## Begin DATA SUPPLIED

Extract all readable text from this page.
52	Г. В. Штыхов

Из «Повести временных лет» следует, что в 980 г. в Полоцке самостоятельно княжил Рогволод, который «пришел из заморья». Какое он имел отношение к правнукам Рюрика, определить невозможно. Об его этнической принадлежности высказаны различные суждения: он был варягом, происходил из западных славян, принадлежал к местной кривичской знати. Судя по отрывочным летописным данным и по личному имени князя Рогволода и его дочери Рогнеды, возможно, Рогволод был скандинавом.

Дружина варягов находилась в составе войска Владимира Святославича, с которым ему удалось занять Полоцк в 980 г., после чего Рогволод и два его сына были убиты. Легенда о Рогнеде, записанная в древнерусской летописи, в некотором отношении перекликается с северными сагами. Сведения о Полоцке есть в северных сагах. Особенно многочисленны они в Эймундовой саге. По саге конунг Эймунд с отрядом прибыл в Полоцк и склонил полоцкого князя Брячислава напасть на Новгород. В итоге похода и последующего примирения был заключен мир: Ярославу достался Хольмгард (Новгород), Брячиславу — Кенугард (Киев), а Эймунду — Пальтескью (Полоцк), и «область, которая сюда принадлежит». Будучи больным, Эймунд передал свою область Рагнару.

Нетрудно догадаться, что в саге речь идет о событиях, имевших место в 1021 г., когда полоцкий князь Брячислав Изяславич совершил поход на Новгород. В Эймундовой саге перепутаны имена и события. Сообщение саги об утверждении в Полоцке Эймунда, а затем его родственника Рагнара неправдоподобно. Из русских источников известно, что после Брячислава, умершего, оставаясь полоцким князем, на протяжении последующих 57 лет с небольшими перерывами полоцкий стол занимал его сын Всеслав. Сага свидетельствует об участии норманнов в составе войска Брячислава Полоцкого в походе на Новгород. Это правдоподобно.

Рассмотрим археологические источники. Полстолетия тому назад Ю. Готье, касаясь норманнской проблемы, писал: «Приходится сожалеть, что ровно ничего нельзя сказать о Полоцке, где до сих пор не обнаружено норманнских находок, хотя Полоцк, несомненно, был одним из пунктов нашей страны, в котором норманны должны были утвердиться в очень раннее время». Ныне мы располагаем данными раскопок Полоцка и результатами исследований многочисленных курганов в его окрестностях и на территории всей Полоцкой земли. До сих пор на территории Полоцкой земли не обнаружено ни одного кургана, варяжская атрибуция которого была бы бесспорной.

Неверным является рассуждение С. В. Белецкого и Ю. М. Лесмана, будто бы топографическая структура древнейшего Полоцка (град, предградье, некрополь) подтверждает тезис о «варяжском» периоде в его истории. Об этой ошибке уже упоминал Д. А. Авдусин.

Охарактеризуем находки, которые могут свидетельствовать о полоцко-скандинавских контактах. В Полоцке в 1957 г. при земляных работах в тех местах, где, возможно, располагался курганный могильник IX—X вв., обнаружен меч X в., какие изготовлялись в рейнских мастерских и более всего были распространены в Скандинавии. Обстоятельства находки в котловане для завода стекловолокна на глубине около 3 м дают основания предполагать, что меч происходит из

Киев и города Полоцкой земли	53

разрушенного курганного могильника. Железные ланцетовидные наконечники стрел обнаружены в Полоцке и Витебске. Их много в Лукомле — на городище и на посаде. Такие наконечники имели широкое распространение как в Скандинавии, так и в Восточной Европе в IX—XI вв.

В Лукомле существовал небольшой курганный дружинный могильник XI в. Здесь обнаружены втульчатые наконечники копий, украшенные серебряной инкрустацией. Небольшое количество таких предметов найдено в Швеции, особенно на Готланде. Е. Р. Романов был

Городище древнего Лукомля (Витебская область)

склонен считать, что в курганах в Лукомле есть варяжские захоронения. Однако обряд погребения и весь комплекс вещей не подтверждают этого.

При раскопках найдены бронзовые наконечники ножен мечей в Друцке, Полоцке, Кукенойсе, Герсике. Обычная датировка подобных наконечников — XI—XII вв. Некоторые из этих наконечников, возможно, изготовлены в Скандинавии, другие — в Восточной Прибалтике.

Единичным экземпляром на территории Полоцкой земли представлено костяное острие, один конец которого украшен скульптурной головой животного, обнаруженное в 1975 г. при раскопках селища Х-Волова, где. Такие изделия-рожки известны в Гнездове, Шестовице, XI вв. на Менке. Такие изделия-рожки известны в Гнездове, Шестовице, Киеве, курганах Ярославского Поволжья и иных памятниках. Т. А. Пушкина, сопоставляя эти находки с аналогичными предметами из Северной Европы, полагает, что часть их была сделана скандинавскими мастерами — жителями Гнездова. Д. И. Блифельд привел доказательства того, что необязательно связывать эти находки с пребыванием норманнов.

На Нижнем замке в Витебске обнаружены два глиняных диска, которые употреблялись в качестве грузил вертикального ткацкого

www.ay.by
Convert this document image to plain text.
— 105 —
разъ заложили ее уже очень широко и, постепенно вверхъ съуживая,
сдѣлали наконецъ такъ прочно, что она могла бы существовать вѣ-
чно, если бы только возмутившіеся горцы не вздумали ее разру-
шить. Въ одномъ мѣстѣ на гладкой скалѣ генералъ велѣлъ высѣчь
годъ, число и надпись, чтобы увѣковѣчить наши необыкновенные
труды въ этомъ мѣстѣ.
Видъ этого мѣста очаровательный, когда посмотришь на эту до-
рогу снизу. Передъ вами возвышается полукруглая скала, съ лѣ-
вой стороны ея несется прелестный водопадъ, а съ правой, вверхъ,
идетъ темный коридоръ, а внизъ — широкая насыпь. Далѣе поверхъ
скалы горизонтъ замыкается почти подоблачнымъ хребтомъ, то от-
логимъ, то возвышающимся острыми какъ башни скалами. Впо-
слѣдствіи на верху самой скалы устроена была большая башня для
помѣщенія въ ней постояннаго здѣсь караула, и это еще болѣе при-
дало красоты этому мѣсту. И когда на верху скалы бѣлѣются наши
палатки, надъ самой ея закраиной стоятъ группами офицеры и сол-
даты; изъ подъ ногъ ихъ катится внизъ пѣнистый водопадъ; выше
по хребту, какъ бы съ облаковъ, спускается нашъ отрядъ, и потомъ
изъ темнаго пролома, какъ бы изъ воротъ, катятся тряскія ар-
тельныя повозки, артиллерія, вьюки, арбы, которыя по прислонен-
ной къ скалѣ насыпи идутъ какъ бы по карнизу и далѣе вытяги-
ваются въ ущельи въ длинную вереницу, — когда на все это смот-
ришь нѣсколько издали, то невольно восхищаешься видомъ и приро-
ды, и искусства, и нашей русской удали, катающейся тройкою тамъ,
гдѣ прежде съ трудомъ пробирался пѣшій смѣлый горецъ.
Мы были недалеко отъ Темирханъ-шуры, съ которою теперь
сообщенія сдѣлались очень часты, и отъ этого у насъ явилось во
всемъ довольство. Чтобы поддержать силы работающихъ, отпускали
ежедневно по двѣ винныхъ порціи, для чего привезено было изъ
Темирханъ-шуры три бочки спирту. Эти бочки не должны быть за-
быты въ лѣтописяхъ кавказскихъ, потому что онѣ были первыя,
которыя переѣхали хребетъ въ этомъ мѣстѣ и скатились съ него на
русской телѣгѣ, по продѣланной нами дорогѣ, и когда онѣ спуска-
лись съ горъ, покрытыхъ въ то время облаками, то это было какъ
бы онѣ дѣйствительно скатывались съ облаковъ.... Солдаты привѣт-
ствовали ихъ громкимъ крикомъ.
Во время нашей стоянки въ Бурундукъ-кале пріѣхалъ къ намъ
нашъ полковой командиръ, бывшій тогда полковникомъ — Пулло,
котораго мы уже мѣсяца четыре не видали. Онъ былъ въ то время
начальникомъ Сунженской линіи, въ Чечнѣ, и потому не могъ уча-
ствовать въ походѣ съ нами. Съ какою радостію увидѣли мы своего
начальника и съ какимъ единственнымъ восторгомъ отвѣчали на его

## End DATA SUPPLIED

*REQUIRED WORK:* Reproduce each line of the material containing the word "скалѣ".

*ANSWER TO THIS PROBLEM:*
шить. Въ одномъ мѣстѣ на гладкой скалѣ генералъ велѣлъ высѣчь
ной къ скалѣ насыпи идутъ какъ бы по карнизу и далѣе вытяги-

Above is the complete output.